▶ SUPPLIED INFORMATION:
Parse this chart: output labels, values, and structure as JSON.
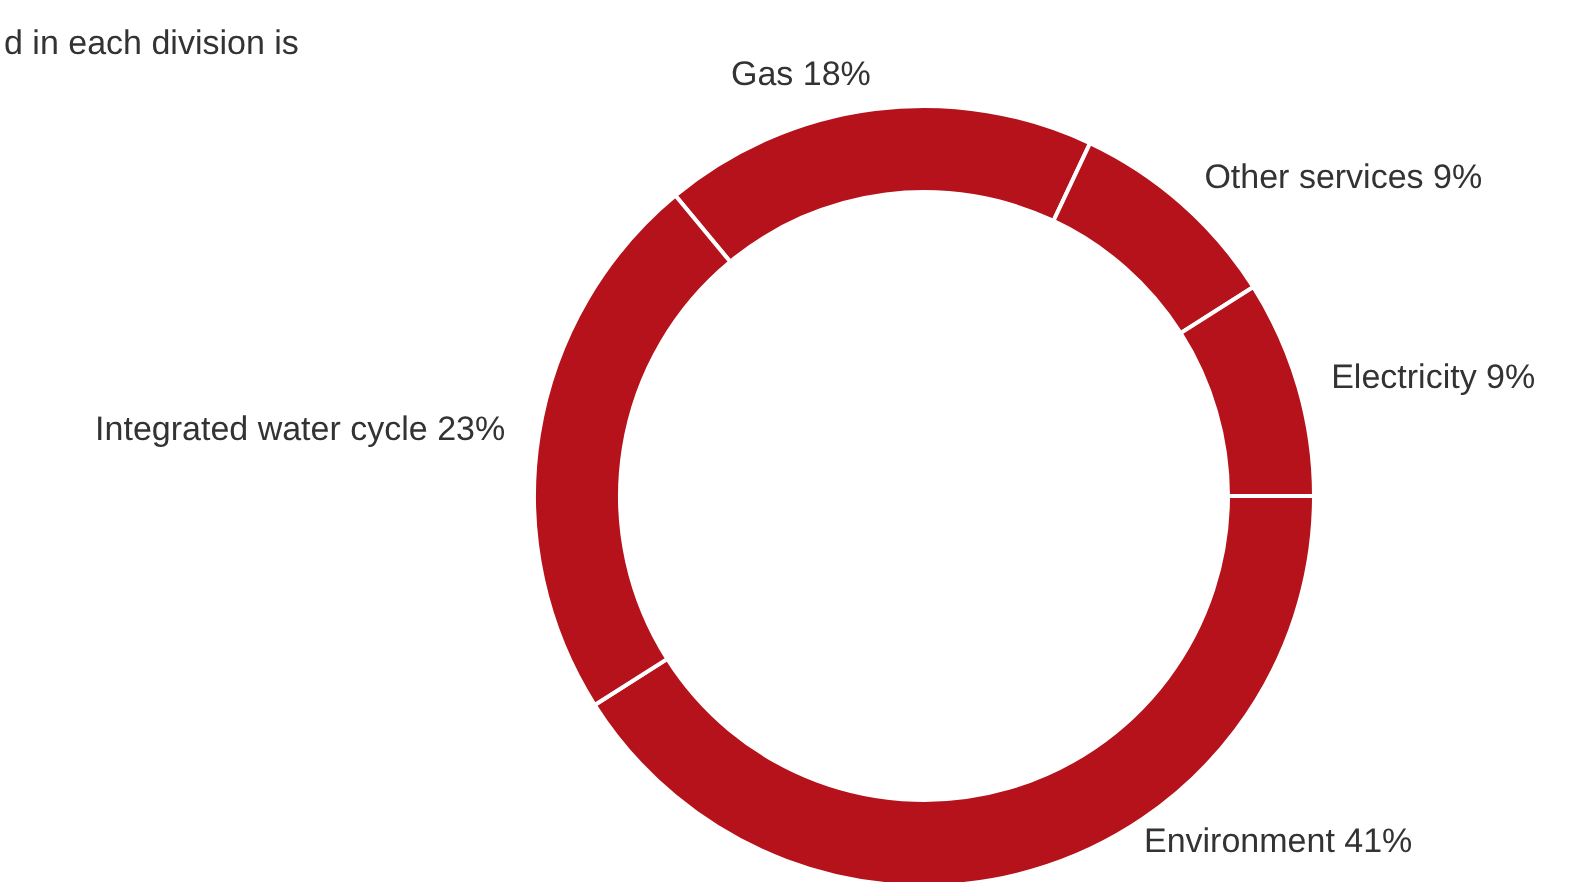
{
  "chart_data": {
    "type": "donut",
    "annotations": [
      "d in each division is"
    ],
    "categories": [
      "Gas 18%",
      "Other services  9%",
      "Electricity  9%",
      "Environment 41%",
      "Integrated water cycle  23%"
    ],
    "values": [
      18,
      9,
      9,
      41,
      23
    ],
    "colors": [
      "#b5121b",
      "#b5121b",
      "#b5121b",
      "#b5121b",
      "#b5121b"
    ]
  }
}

▶ GIVEN REQUEST:
Copy each line exactly, and leave the pictures out of your copy.

▶ SOLUTION TO THIS PROBLEM:
Parse this chart: output labels, values, and structure as JSON.
{
  "chart_data": {
    "type": "donut",
    "annotations": [
      "d in each division is"
    ],
    "categories": [
      "Gas 18%",
      "Other services  9%",
      "Electricity  9%",
      "Environment 41%",
      "Integrated water cycle  23%"
    ],
    "values": [
      18,
      9,
      9,
      41,
      23
    ],
    "colors": [
      "#b5121b",
      "#b5121b",
      "#b5121b",
      "#b5121b",
      "#b5121b"
    ]
  }
}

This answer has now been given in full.